▶ _EXTRACTED DATA_

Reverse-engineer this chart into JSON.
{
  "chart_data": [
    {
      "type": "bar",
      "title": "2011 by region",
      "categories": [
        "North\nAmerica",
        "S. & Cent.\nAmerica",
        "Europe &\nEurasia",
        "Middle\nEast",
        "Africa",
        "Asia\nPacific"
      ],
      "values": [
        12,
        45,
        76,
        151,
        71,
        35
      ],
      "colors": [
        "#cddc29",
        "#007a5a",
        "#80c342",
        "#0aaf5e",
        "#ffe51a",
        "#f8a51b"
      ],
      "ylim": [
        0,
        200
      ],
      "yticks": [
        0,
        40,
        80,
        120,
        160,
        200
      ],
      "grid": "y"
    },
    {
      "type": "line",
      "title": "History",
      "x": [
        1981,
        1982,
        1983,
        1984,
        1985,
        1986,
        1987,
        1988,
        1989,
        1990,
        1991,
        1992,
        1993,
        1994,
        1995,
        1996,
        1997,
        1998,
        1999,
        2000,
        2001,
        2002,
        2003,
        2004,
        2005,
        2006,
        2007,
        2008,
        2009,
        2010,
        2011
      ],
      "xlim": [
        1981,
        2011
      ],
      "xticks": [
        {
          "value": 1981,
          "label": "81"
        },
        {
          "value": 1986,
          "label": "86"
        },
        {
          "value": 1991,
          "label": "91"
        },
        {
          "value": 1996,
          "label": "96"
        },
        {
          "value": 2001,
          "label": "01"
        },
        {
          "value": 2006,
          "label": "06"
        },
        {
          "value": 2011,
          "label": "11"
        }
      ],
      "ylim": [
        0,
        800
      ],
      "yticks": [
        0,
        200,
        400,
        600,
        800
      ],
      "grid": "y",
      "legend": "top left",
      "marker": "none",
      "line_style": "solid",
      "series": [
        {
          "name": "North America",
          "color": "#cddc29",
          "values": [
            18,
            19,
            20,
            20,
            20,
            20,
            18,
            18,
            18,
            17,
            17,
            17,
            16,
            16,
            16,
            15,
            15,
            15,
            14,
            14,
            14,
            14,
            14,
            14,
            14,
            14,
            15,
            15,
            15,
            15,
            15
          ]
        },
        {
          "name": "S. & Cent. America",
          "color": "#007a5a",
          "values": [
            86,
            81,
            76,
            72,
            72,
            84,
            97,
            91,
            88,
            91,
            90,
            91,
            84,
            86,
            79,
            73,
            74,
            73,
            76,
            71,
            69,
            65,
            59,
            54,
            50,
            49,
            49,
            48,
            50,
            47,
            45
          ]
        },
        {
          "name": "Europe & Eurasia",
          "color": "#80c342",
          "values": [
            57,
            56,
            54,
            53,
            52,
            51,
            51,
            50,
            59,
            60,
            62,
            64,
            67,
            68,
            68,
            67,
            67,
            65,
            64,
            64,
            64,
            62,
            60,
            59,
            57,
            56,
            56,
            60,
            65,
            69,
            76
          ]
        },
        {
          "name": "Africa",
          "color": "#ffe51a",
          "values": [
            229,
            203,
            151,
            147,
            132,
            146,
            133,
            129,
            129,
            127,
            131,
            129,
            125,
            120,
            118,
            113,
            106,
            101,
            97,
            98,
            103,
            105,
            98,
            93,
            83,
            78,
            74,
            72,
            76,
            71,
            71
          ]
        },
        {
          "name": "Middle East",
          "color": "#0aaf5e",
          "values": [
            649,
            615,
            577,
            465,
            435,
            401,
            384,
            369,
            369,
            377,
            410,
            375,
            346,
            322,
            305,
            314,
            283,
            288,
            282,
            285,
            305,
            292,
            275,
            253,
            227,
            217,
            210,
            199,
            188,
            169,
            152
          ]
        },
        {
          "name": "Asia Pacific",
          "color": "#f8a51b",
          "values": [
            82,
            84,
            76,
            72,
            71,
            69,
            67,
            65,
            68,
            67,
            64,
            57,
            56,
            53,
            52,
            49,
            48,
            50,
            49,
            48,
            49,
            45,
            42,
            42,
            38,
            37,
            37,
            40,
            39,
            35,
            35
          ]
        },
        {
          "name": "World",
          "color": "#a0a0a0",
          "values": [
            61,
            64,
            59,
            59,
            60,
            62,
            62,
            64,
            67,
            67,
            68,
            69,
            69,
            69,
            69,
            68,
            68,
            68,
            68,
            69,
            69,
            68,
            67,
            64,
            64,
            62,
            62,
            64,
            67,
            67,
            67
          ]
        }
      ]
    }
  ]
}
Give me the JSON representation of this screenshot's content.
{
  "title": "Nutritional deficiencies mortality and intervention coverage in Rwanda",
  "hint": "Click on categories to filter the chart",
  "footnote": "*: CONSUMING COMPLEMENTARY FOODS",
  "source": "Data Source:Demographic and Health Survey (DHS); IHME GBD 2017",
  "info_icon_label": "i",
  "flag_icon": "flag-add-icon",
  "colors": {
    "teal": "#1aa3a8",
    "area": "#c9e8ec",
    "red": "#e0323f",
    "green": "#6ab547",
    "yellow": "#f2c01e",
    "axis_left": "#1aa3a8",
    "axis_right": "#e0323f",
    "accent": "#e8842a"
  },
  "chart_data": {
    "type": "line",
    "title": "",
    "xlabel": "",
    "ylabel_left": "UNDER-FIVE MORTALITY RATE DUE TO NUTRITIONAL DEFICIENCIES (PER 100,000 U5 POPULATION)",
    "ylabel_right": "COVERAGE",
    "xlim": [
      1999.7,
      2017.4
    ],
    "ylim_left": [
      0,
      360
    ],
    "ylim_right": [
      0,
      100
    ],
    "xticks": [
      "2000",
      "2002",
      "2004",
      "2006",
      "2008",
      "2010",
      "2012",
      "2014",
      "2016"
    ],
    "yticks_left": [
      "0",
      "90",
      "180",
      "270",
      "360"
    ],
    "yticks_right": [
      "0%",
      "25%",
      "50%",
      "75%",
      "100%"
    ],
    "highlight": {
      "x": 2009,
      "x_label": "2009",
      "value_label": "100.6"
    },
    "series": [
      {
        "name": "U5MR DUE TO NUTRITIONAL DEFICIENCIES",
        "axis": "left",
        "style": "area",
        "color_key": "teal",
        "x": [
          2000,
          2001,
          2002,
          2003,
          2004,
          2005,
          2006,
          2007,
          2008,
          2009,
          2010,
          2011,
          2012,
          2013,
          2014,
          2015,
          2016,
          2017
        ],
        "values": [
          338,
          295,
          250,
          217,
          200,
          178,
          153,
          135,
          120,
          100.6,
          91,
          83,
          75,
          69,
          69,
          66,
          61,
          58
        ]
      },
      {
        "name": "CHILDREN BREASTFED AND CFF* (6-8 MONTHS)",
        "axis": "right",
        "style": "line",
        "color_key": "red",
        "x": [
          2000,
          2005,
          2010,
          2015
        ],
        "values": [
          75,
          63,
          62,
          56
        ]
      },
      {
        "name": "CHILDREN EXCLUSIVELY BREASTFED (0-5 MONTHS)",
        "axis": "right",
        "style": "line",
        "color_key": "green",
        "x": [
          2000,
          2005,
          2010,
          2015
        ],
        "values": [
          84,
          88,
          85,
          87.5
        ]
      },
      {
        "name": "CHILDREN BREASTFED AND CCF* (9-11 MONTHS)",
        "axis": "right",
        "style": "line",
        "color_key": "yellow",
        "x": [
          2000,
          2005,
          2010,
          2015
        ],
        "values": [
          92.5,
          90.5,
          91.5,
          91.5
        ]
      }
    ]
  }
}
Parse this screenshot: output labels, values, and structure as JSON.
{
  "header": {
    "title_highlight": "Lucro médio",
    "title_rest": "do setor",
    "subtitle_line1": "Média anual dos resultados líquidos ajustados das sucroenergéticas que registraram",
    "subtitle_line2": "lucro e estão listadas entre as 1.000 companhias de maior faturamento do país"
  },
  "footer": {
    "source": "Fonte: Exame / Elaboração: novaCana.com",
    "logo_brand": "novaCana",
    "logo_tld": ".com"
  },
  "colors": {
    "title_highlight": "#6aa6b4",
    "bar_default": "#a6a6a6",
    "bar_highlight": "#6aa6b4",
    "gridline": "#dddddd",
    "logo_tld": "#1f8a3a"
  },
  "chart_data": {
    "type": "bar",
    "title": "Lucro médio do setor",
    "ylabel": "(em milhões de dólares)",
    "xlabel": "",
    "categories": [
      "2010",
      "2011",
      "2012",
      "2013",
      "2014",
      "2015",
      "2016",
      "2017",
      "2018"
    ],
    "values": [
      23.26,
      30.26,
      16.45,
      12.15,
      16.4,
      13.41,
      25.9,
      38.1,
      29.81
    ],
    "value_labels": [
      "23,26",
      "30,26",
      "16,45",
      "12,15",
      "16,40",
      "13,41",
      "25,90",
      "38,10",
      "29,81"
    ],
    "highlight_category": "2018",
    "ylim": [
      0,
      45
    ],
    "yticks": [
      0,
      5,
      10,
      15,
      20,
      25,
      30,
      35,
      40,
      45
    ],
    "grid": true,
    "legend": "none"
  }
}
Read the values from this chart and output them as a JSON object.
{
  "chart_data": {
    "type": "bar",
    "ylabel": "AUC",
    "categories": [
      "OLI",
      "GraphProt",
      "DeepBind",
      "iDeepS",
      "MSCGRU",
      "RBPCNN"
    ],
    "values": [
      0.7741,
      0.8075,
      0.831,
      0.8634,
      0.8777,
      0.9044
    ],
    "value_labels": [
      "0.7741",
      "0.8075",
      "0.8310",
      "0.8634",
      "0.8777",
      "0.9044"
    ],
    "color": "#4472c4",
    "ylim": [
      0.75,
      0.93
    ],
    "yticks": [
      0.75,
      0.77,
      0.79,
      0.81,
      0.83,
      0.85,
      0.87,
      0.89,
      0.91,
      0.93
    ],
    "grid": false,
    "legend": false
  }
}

▶ _WHAT IS NEEDED_
Reproduce exactly, with nothing added, the lines from the one that contains "Read the values" to the end of the data.

▶ _ANSWER FOR THE TASK_
Read the values from this chart and output them as a JSON object.
{
  "chart_data": {
    "type": "bar",
    "ylabel": "AUC",
    "categories": [
      "OLI",
      "GraphProt",
      "DeepBind",
      "iDeepS",
      "MSCGRU",
      "RBPCNN"
    ],
    "values": [
      0.7741,
      0.8075,
      0.831,
      0.8634,
      0.8777,
      0.9044
    ],
    "value_labels": [
      "0.7741",
      "0.8075",
      "0.8310",
      "0.8634",
      "0.8777",
      "0.9044"
    ],
    "color": "#4472c4",
    "ylim": [
      0.75,
      0.93
    ],
    "yticks": [
      0.75,
      0.77,
      0.79,
      0.81,
      0.83,
      0.85,
      0.87,
      0.89,
      0.91,
      0.93
    ],
    "grid": false,
    "legend": false
  }
}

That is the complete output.